(Entries taken from a collection)
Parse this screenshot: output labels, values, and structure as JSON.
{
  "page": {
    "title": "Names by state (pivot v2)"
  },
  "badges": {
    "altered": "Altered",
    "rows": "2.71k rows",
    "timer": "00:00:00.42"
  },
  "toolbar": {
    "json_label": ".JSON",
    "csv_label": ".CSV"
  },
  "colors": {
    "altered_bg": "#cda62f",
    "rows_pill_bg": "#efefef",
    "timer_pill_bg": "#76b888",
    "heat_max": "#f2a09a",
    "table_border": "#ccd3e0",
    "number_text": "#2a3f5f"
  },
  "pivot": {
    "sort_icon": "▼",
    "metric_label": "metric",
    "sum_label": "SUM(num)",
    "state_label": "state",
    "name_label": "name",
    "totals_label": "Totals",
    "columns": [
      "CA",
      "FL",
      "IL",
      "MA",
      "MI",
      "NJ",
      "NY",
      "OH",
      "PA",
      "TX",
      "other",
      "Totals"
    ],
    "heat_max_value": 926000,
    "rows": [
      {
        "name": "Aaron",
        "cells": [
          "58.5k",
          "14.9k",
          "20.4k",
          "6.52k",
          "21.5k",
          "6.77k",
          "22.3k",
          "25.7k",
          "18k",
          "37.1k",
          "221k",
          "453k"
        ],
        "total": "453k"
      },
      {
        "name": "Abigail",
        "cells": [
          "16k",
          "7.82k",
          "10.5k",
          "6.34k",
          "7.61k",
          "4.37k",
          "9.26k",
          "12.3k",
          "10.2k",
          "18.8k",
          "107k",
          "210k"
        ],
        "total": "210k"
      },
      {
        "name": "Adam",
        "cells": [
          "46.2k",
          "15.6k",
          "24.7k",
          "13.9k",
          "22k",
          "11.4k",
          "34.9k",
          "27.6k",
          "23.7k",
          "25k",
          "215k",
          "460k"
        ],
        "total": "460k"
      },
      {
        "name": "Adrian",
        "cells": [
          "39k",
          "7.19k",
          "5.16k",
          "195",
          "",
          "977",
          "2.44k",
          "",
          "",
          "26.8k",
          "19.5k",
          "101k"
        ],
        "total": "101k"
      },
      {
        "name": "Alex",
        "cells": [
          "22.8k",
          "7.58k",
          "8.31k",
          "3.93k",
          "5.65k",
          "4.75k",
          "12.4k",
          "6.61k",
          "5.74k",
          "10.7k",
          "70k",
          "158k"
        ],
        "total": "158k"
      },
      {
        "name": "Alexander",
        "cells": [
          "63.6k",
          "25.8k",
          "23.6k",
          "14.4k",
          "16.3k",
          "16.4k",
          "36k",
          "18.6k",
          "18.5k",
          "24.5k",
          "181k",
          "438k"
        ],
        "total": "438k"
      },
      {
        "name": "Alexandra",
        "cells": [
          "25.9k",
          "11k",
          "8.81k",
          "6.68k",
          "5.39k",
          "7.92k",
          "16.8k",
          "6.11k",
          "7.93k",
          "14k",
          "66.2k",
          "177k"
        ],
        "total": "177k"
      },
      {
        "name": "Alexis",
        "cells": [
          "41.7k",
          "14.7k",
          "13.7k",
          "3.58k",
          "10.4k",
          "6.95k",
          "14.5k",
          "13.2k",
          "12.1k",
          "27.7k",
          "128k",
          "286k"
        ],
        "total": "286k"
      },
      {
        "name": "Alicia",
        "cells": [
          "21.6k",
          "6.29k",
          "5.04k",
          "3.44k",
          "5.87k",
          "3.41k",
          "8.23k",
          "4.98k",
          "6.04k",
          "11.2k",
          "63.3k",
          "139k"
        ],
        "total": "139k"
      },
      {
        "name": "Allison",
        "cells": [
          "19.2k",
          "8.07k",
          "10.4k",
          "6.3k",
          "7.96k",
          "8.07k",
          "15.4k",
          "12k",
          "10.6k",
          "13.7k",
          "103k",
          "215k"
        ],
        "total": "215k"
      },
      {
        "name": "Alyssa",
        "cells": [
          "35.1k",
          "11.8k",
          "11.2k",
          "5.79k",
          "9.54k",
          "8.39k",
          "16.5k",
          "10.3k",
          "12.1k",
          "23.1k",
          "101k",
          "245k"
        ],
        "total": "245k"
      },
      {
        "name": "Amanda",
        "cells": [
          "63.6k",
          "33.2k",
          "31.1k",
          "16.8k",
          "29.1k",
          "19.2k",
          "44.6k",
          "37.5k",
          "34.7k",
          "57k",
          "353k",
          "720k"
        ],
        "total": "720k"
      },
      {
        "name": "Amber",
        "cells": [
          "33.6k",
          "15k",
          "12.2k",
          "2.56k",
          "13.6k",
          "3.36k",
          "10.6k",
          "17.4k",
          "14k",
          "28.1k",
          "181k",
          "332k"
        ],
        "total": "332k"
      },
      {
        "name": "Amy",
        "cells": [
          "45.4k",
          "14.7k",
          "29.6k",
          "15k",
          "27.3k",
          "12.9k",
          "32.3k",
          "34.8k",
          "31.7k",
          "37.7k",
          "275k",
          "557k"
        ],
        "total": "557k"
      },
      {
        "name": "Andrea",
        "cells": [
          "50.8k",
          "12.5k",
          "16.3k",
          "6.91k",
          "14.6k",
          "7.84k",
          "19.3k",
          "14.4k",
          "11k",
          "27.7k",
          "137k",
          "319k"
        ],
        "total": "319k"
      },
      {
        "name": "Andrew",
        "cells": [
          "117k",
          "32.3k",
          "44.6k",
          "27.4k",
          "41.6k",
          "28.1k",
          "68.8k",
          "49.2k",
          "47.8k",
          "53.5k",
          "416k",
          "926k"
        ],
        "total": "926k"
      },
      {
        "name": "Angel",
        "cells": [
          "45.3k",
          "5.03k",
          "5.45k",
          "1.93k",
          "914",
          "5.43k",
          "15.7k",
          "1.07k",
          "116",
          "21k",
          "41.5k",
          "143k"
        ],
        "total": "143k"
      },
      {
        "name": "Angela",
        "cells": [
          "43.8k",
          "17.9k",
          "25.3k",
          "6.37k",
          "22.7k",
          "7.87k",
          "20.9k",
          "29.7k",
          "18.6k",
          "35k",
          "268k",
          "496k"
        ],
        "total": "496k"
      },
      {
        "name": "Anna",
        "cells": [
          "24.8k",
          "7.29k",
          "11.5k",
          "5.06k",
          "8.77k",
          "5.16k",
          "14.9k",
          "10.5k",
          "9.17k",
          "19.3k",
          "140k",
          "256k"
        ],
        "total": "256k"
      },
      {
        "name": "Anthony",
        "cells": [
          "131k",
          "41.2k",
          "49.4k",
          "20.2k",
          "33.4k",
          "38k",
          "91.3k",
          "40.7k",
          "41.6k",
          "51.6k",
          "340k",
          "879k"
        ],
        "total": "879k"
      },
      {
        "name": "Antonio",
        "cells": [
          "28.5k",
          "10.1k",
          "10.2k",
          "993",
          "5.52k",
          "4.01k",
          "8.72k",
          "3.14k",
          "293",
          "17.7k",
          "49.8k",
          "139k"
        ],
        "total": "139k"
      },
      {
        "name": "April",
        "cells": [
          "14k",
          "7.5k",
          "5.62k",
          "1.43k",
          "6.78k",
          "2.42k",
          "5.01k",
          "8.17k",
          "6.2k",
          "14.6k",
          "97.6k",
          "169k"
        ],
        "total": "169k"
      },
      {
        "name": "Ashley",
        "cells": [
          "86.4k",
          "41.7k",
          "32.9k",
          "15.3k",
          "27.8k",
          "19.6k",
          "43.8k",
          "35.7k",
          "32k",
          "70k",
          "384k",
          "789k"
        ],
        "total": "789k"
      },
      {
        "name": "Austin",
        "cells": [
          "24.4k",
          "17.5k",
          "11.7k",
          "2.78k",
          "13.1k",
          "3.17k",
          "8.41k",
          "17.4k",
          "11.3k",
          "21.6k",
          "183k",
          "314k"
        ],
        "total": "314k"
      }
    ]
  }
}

__TASK DESCRIPTION__. Pull out each line containing the word "state" and copy it.

__COMPLETE RESPONSE__.
    "title": "Names by state (pivot v2)"
    "state_label": "state",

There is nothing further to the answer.